→ CHALLENGE: Every record below should be transcribed exactly. Omit the images.

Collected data
───
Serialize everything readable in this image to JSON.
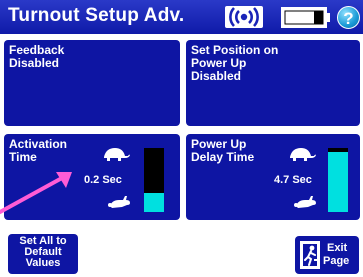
{
  "header": {
    "title": "Turnout Setup Adv.",
    "signal_icon": "signal-waves-icon",
    "battery_icon": "battery-icon",
    "help_label": "?"
  },
  "panels": {
    "feedback": {
      "line1": "Feedback",
      "line2": "Disabled"
    },
    "set_position": {
      "line1": "Set Position on",
      "line2": "Power Up",
      "line3": "Disabled"
    },
    "activation": {
      "line1": "Activation",
      "line2": "Time",
      "value": "0.2 Sec",
      "level": 0.3
    },
    "power_up_delay": {
      "line1": "Power Up",
      "line2": "Delay Time",
      "value": "4.7 Sec",
      "level": 0.94
    }
  },
  "buttons": {
    "set_defaults": {
      "line1": "Set All to",
      "line2": "Default",
      "line3": "Values"
    },
    "exit": {
      "line1": "Exit",
      "line2": "Page"
    }
  },
  "annotation": {
    "color": "#ff5cd6"
  },
  "colors": {
    "panel": "#0e15a3",
    "header": "#1a24b8",
    "bar_fill": "#00e0e0"
  }
}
───
→ RESULT:
Serialize everything readable in this image to JSON.
{
  "header": {
    "title": "Turnout Setup Adv.",
    "signal_icon": "signal-waves-icon",
    "battery_icon": "battery-icon",
    "help_label": "?"
  },
  "panels": {
    "feedback": {
      "line1": "Feedback",
      "line2": "Disabled"
    },
    "set_position": {
      "line1": "Set Position on",
      "line2": "Power Up",
      "line3": "Disabled"
    },
    "activation": {
      "line1": "Activation",
      "line2": "Time",
      "value": "0.2 Sec",
      "level": 0.3
    },
    "power_up_delay": {
      "line1": "Power Up",
      "line2": "Delay Time",
      "value": "4.7 Sec",
      "level": 0.94
    }
  },
  "buttons": {
    "set_defaults": {
      "line1": "Set All to",
      "line2": "Default",
      "line3": "Values"
    },
    "exit": {
      "line1": "Exit",
      "line2": "Page"
    }
  },
  "annotation": {
    "color": "#ff5cd6"
  },
  "colors": {
    "panel": "#0e15a3",
    "header": "#1a24b8",
    "bar_fill": "#00e0e0"
  }
}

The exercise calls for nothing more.